■ **INSTRUCTION**
From the listing below, select every line where the word "JSON" appears.

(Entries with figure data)
• • •

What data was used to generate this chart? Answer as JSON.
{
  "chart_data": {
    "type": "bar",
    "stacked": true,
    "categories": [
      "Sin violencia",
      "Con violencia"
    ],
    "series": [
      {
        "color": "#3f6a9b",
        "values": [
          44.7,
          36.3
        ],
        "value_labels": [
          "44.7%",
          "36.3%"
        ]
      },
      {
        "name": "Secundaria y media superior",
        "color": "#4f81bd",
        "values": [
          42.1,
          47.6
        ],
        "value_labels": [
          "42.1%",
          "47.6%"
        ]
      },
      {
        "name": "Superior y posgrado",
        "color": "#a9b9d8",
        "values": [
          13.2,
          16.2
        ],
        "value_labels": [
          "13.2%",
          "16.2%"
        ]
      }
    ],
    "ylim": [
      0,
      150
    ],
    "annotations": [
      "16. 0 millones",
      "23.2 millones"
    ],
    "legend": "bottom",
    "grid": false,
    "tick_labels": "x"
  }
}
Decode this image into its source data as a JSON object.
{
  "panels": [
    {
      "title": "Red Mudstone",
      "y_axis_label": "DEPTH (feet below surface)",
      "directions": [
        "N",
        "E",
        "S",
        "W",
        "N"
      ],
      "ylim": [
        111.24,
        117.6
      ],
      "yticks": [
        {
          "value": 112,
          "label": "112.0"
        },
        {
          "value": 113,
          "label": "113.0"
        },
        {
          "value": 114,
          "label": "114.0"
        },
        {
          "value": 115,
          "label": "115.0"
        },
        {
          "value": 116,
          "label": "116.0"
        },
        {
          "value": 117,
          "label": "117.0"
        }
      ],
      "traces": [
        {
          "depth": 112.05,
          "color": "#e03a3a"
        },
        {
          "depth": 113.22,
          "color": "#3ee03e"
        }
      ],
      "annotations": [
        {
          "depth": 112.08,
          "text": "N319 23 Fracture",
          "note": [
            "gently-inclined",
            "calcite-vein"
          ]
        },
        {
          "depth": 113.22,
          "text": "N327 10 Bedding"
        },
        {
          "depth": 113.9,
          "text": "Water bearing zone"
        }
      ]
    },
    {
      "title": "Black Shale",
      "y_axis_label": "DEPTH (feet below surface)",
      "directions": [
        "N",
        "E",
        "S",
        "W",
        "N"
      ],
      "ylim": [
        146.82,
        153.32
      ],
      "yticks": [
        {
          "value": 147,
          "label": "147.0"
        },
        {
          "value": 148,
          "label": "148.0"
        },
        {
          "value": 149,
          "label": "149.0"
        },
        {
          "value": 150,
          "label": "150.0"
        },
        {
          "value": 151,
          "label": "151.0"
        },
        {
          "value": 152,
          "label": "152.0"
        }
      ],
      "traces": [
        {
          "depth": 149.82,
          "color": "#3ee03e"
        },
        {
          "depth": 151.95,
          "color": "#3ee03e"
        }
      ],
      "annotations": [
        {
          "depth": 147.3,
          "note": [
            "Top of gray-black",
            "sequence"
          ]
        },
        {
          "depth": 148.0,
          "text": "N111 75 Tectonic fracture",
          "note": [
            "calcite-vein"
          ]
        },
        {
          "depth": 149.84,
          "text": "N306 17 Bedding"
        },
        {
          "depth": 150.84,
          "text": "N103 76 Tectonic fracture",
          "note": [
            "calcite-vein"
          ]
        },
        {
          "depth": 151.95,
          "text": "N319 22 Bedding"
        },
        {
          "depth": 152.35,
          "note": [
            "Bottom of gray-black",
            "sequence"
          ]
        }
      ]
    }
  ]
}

• • •

■ **CORRECT RESPONSE**
What data was used to generate this chart? Answer as JSON.
Decode this image into its source data as a JSON object.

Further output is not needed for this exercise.